─── MATERIALS PROVIDED
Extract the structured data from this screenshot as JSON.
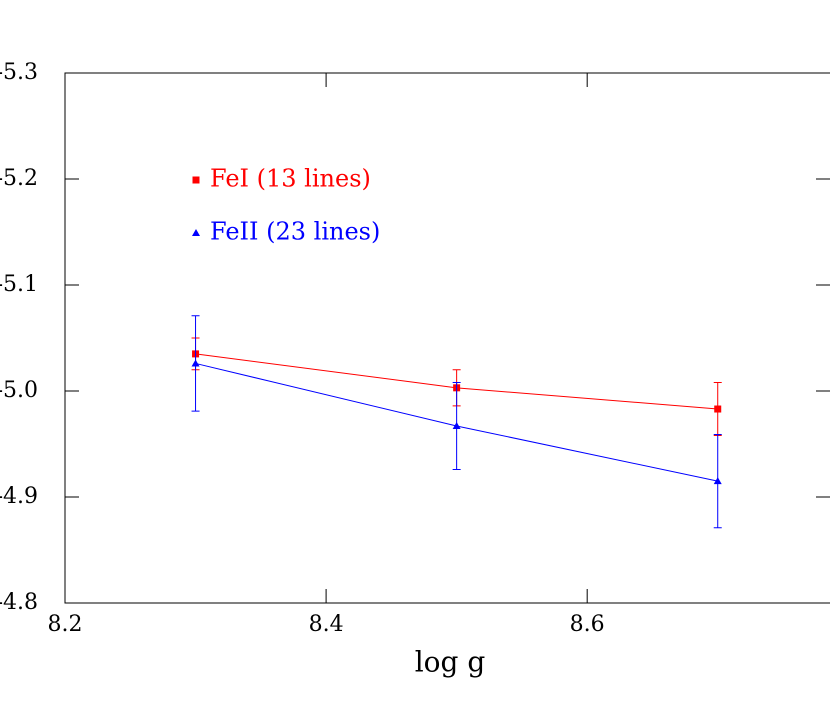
{
  "chart_data": {
    "type": "line",
    "x_label": "log g",
    "x": [
      8.3,
      8.5,
      8.7
    ],
    "series": [
      {
        "name": "FeI (13 lines)",
        "color": "#ff0000",
        "marker": "square",
        "values": [
          -5.035,
          -5.003,
          -4.983
        ],
        "errors": [
          0.015,
          0.017,
          0.025
        ]
      },
      {
        "name": "FeII (23 lines)",
        "color": "#0000ff",
        "marker": "triangle",
        "values": [
          -5.026,
          -4.967,
          -4.915
        ],
        "errors": [
          0.045,
          0.041,
          0.044
        ]
      }
    ],
    "xlim": [
      8.2,
      8.786
    ],
    "xticks": [
      8.2,
      8.4,
      8.6
    ],
    "ylim": [
      -4.8,
      -5.3
    ],
    "yticks": [
      -5.3,
      -5.2,
      -5.1,
      {
        "value": -5.0,
        "label": "-5.0"
      },
      -4.9,
      -4.8
    ]
  }
}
──────
**TASK REQUIREMENTS**
Repeat every record above exactly, but leave out any pictures.

**FINAL ANSWER**
Extract the structured data from this screenshot as JSON.
{
  "chart_data": {
    "type": "line",
    "x_label": "log g",
    "x": [
      8.3,
      8.5,
      8.7
    ],
    "series": [
      {
        "name": "FeI (13 lines)",
        "color": "#ff0000",
        "marker": "square",
        "values": [
          -5.035,
          -5.003,
          -4.983
        ],
        "errors": [
          0.015,
          0.017,
          0.025
        ]
      },
      {
        "name": "FeII (23 lines)",
        "color": "#0000ff",
        "marker": "triangle",
        "values": [
          -5.026,
          -4.967,
          -4.915
        ],
        "errors": [
          0.045,
          0.041,
          0.044
        ]
      }
    ],
    "xlim": [
      8.2,
      8.786
    ],
    "xticks": [
      8.2,
      8.4,
      8.6
    ],
    "ylim": [
      -4.8,
      -5.3
    ],
    "yticks": [
      -5.3,
      -5.2,
      -5.1,
      {
        "value": -5.0,
        "label": "-5.0"
      },
      -4.9,
      -4.8
    ]
  }
}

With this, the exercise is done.